(begin)

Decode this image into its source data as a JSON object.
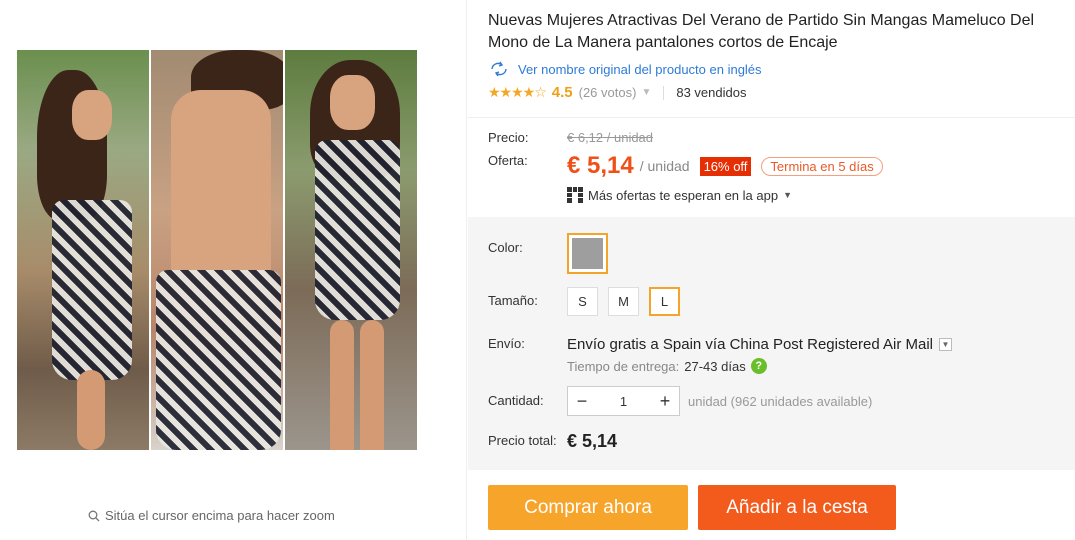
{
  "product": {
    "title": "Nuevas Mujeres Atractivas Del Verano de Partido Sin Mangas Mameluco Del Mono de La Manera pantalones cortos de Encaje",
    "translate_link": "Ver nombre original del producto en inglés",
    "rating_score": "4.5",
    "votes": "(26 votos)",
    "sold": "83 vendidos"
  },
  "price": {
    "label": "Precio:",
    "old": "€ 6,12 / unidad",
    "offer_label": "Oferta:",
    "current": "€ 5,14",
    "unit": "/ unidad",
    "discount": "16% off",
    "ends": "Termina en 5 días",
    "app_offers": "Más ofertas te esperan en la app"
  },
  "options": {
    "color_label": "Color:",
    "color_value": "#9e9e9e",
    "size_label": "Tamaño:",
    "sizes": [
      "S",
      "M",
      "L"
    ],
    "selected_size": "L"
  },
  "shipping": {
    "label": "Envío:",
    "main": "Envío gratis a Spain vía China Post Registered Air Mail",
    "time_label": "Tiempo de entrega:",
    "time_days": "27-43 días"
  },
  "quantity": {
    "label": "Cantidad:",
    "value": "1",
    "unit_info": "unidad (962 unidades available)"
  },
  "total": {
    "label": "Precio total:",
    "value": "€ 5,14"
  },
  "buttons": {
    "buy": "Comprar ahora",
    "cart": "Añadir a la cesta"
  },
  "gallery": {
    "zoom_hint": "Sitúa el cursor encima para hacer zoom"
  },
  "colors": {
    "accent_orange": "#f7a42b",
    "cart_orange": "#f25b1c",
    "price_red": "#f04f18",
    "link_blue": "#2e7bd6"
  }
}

(end)

# SET EXERCISE
Pictures don't belong in the copy. Restate all the entries exactly.

# OUTPUT OF THE TASK
Decode this image into its source data as a JSON object.
{
  "product": {
    "title": "Nuevas Mujeres Atractivas Del Verano de Partido Sin Mangas Mameluco Del Mono de La Manera pantalones cortos de Encaje",
    "translate_link": "Ver nombre original del producto en inglés",
    "rating_score": "4.5",
    "votes": "(26 votos)",
    "sold": "83 vendidos"
  },
  "price": {
    "label": "Precio:",
    "old": "€ 6,12 / unidad",
    "offer_label": "Oferta:",
    "current": "€ 5,14",
    "unit": "/ unidad",
    "discount": "16% off",
    "ends": "Termina en 5 días",
    "app_offers": "Más ofertas te esperan en la app"
  },
  "options": {
    "color_label": "Color:",
    "color_value": "#9e9e9e",
    "size_label": "Tamaño:",
    "sizes": [
      "S",
      "M",
      "L"
    ],
    "selected_size": "L"
  },
  "shipping": {
    "label": "Envío:",
    "main": "Envío gratis a Spain vía China Post Registered Air Mail",
    "time_label": "Tiempo de entrega:",
    "time_days": "27-43 días"
  },
  "quantity": {
    "label": "Cantidad:",
    "value": "1",
    "unit_info": "unidad (962 unidades available)"
  },
  "total": {
    "label": "Precio total:",
    "value": "€ 5,14"
  },
  "buttons": {
    "buy": "Comprar ahora",
    "cart": "Añadir a la cesta"
  },
  "gallery": {
    "zoom_hint": "Sitúa el cursor encima para hacer zoom"
  },
  "colors": {
    "accent_orange": "#f7a42b",
    "cart_orange": "#f25b1c",
    "price_red": "#f04f18",
    "link_blue": "#2e7bd6"
  }
}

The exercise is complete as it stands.